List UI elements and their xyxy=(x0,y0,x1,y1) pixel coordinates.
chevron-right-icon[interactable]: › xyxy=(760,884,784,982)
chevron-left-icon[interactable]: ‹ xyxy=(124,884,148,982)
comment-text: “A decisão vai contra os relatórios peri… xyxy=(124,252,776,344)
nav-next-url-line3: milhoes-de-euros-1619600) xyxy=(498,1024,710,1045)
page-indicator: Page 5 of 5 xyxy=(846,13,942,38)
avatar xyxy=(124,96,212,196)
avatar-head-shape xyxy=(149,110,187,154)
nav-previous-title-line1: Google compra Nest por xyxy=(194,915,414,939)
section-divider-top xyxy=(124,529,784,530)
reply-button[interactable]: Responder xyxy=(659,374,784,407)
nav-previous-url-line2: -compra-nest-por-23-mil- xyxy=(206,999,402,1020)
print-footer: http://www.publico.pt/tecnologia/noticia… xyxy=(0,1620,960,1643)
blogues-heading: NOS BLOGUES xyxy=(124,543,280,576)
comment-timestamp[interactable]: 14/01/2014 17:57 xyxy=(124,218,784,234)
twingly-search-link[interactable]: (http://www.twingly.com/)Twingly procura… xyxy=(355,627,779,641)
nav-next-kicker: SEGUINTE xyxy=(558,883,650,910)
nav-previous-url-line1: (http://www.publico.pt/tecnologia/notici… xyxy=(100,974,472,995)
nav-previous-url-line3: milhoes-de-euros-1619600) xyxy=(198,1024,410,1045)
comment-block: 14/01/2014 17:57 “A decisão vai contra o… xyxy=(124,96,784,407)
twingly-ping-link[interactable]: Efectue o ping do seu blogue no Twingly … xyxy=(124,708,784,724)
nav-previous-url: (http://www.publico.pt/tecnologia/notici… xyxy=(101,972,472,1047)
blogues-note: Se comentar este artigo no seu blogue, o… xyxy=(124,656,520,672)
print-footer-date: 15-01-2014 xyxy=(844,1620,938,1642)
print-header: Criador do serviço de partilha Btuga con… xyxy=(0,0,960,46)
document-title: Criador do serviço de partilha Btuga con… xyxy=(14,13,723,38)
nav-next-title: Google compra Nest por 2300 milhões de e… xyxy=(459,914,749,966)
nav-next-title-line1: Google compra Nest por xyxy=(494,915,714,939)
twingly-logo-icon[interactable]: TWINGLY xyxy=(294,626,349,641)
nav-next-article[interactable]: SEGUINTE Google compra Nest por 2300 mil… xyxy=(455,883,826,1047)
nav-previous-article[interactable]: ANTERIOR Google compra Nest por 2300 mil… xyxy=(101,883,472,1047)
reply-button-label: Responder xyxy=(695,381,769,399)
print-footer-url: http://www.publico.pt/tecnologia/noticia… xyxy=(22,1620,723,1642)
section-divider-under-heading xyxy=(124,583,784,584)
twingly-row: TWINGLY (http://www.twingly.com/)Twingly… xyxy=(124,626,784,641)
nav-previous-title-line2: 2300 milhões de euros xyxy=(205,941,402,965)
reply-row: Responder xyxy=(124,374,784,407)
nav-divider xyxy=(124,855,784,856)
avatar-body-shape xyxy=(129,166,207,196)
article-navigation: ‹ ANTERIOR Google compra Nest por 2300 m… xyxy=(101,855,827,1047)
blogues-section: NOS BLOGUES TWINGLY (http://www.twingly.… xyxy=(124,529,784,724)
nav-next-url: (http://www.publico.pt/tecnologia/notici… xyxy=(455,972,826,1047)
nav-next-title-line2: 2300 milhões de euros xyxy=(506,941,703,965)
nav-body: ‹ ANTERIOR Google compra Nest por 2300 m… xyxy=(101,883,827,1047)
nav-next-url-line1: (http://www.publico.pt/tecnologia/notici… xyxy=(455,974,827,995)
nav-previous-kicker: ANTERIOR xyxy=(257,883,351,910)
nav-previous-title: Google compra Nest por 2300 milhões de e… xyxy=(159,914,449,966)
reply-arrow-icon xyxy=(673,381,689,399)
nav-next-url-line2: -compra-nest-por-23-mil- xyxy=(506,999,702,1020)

########################################

◆ **DIRECTIONS**: Reproduce every line of the entries above word for word, from start to finish.

◆ **RESULT FOR THIS EXERCISE**:
List UI elements and their xyxy=(x0,y0,x1,y1) pixel coordinates.
chevron-right-icon[interactable]: › xyxy=(760,884,784,982)
chevron-left-icon[interactable]: ‹ xyxy=(124,884,148,982)
comment-text: “A decisão vai contra os relatórios peri… xyxy=(124,252,776,344)
nav-next-url-line3: milhoes-de-euros-1619600) xyxy=(498,1024,710,1045)
page-indicator: Page 5 of 5 xyxy=(846,13,942,38)
avatar xyxy=(124,96,212,196)
avatar-head-shape xyxy=(149,110,187,154)
nav-previous-title-line1: Google compra Nest por xyxy=(194,915,414,939)
section-divider-top xyxy=(124,529,784,530)
reply-button[interactable]: Responder xyxy=(659,374,784,407)
nav-previous-url-line2: -compra-nest-por-23-mil- xyxy=(206,999,402,1020)
print-footer: http://www.publico.pt/tecnologia/noticia… xyxy=(0,1620,960,1643)
blogues-heading: NOS BLOGUES xyxy=(124,543,280,576)
comment-timestamp[interactable]: 14/01/2014 17:57 xyxy=(124,218,784,234)
twingly-search-link[interactable]: (http://www.twingly.com/)Twingly procura… xyxy=(355,627,779,641)
nav-next-kicker: SEGUINTE xyxy=(558,883,650,910)
nav-previous-url-line1: (http://www.publico.pt/tecnologia/notici… xyxy=(100,974,472,995)
nav-previous-url-line3: milhoes-de-euros-1619600) xyxy=(198,1024,410,1045)
comment-block: 14/01/2014 17:57 “A decisão vai contra o… xyxy=(124,96,784,407)
twingly-ping-link[interactable]: Efectue o ping do seu blogue no Twingly … xyxy=(124,708,784,724)
nav-previous-url: (http://www.publico.pt/tecnologia/notici… xyxy=(101,972,472,1047)
blogues-note: Se comentar este artigo no seu blogue, o… xyxy=(124,656,520,672)
print-footer-date: 15-01-2014 xyxy=(844,1620,938,1642)
print-header: Criador do serviço de partilha Btuga con… xyxy=(0,0,960,46)
document-title: Criador do serviço de partilha Btuga con… xyxy=(14,13,723,38)
nav-next-title: Google compra Nest por 2300 milhões de e… xyxy=(459,914,749,966)
nav-next-title-line1: Google compra Nest por xyxy=(494,915,714,939)
twingly-logo-icon[interactable]: TWINGLY xyxy=(294,626,349,641)
nav-next-article[interactable]: SEGUINTE Google compra Nest por 2300 mil… xyxy=(455,883,826,1047)
nav-previous-article[interactable]: ANTERIOR Google compra Nest por 2300 mil… xyxy=(101,883,472,1047)
reply-button-label: Responder xyxy=(695,381,769,399)
print-footer-url: http://www.publico.pt/tecnologia/noticia… xyxy=(22,1620,723,1642)
section-divider-under-heading xyxy=(124,583,784,584)
twingly-row: TWINGLY (http://www.twingly.com/)Twingly… xyxy=(124,626,784,641)
nav-previous-title-line2: 2300 milhões de euros xyxy=(205,941,402,965)
reply-row: Responder xyxy=(124,374,784,407)
nav-divider xyxy=(124,855,784,856)
avatar-body-shape xyxy=(129,166,207,196)
article-navigation: ‹ ANTERIOR Google compra Nest por 2300 m… xyxy=(101,855,827,1047)
blogues-section: NOS BLOGUES TWINGLY (http://www.twingly.… xyxy=(124,529,784,724)
nav-next-url: (http://www.publico.pt/tecnologia/notici… xyxy=(455,972,826,1047)
nav-next-title-line2: 2300 milhões de euros xyxy=(506,941,703,965)
nav-body: ‹ ANTERIOR Google compra Nest por 2300 m… xyxy=(101,883,827,1047)
nav-next-url-line1: (http://www.publico.pt/tecnologia/notici… xyxy=(455,974,827,995)
nav-previous-kicker: ANTERIOR xyxy=(257,883,351,910)
nav-previous-title: Google compra Nest por 2300 milhões de e… xyxy=(159,914,449,966)
reply-arrow-icon xyxy=(673,381,689,399)
nav-next-url-line2: -compra-nest-por-23-mil- xyxy=(506,999,702,1020)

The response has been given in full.